* GOAL *
Identify and pull out each line of the entries in which "période" occurs.

Collection entries:
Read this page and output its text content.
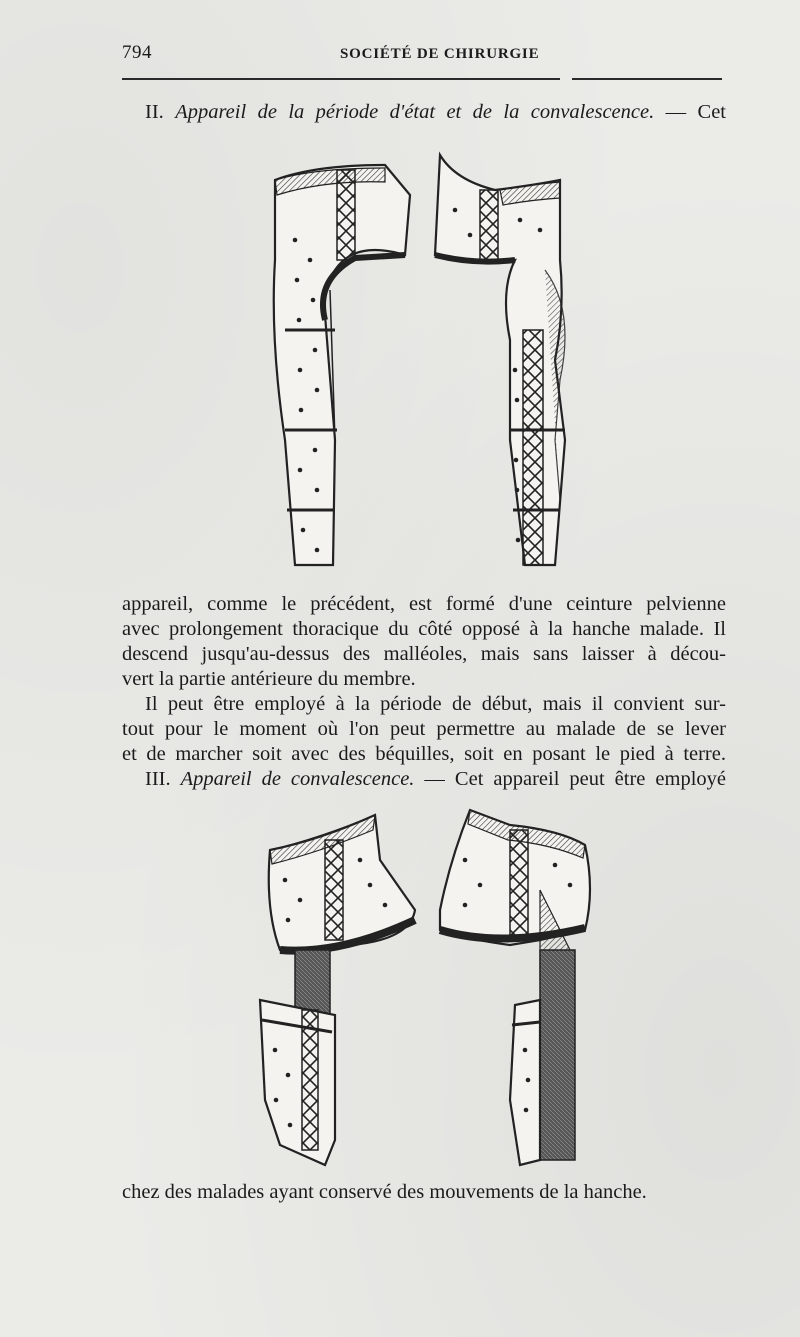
794	SOCIÉTÉ DE CHIRURGIE
II. Appareil de la période d'état et de la convalescence. — Cet
appareil, comme le précédent, est formé d'une ceinture pelvienne
avec prolongement thoracique du côté opposé à la hanche malade. Il
descend jusqu'au-dessus des malléoles, mais sans laisser à décou-
vert la partie antérieure du membre.
Il peut être employé à la période de début, mais il convient sur-
tout pour le moment où l'on peut permettre au malade de se lever
et de marcher soit avec des béquilles, soit en posant le pied à terre.
III. Appareil de convalescence. — Cet appareil peut être employé
chez des malades ayant conservé des mouvements de la hanche.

* EXPECTED ANSWER *
II. Appareil de la période d'état et de la convalescence. — Cet
Il peut être employé à la période de début, mais il convient sur-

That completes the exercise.